[Dataset items]
# # # # #

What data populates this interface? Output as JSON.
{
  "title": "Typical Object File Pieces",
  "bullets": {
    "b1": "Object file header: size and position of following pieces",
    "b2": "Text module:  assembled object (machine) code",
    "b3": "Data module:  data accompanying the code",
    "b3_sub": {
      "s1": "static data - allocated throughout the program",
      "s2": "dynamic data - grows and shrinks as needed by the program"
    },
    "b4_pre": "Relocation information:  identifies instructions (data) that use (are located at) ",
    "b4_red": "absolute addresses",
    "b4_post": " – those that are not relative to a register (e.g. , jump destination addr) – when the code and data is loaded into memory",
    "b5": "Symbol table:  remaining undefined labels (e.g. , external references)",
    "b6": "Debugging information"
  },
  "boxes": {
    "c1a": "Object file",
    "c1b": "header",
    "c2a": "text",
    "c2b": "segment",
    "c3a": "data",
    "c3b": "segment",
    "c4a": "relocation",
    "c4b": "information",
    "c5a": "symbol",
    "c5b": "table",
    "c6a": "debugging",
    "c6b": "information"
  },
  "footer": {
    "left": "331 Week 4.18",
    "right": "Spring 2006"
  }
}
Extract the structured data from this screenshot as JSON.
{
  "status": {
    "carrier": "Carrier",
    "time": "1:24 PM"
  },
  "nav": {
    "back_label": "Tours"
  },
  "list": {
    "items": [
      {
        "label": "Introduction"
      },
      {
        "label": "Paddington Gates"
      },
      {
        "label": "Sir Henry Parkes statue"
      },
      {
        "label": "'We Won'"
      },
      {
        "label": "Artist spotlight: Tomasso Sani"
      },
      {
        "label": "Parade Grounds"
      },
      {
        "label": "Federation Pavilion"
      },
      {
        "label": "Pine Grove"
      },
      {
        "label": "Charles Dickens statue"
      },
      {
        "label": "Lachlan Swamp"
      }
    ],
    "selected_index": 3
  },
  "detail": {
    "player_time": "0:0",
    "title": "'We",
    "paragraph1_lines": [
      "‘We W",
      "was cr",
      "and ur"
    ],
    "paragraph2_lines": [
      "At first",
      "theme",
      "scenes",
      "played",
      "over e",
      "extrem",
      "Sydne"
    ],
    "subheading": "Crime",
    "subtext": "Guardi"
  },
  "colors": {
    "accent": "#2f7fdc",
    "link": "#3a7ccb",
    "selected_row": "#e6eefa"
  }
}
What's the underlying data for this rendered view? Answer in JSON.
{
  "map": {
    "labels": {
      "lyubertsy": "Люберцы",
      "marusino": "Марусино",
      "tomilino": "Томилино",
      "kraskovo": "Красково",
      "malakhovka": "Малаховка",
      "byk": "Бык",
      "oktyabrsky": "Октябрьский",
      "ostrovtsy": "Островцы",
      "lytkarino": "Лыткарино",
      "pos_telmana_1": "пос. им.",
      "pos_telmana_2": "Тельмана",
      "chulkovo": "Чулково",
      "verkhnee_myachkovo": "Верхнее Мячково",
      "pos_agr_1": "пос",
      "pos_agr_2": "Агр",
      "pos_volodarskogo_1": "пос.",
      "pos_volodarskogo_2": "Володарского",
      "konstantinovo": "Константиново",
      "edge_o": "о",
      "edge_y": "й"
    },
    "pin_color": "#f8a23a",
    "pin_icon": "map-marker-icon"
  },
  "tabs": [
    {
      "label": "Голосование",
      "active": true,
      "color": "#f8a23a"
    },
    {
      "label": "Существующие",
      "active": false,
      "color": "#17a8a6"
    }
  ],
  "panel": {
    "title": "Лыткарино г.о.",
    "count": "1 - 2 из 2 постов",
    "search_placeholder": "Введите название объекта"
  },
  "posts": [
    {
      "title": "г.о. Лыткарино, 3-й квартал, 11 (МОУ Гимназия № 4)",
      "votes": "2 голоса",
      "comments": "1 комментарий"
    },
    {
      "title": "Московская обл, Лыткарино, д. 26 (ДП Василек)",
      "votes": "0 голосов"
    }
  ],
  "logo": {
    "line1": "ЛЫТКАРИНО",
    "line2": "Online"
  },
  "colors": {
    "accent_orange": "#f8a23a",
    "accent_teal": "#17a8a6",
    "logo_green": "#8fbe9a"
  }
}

# # # # #

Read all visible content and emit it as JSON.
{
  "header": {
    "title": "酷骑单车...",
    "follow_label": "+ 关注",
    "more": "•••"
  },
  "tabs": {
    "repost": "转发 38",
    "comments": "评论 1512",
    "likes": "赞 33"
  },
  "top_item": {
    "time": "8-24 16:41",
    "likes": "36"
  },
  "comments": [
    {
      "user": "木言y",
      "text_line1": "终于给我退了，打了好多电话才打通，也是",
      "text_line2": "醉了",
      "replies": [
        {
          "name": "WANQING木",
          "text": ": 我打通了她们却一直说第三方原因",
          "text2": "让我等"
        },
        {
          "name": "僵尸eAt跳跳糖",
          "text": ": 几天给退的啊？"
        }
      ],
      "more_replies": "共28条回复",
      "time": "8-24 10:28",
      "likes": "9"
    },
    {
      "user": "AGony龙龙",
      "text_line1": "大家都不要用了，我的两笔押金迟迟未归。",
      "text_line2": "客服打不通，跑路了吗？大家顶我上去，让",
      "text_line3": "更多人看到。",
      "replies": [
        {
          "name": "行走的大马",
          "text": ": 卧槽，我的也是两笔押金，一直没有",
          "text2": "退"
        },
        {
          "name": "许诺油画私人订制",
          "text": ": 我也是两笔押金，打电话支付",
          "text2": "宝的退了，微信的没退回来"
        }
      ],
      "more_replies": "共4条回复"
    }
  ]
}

# # # # #

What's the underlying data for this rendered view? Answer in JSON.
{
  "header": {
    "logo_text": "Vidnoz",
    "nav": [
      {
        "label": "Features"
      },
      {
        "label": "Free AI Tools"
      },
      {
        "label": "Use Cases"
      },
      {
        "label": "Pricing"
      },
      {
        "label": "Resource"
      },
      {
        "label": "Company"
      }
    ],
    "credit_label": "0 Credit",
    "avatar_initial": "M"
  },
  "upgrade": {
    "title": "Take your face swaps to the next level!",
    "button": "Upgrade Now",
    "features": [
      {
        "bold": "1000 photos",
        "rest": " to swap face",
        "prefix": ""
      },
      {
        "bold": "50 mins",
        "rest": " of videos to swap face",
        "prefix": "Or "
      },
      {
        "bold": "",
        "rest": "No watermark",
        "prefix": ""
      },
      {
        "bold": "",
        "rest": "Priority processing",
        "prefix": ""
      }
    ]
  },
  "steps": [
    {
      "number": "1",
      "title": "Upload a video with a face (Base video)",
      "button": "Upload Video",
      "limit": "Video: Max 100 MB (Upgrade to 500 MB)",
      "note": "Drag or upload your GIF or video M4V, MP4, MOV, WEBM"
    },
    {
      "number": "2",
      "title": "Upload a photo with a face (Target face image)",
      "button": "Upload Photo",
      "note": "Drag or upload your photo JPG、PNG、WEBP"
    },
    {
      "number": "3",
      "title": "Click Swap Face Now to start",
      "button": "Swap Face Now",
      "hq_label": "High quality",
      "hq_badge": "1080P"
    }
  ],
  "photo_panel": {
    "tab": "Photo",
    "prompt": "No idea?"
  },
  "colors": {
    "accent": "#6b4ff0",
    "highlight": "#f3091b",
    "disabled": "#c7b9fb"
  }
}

# # # # #

- **PROBLEM**
Which lines contain "bold"? Copy each of them out.

- **TASK ANSWER**
        "bold": "1000 photos",
        "bold": "50 mins",
        "bold": "",
        "bold": "",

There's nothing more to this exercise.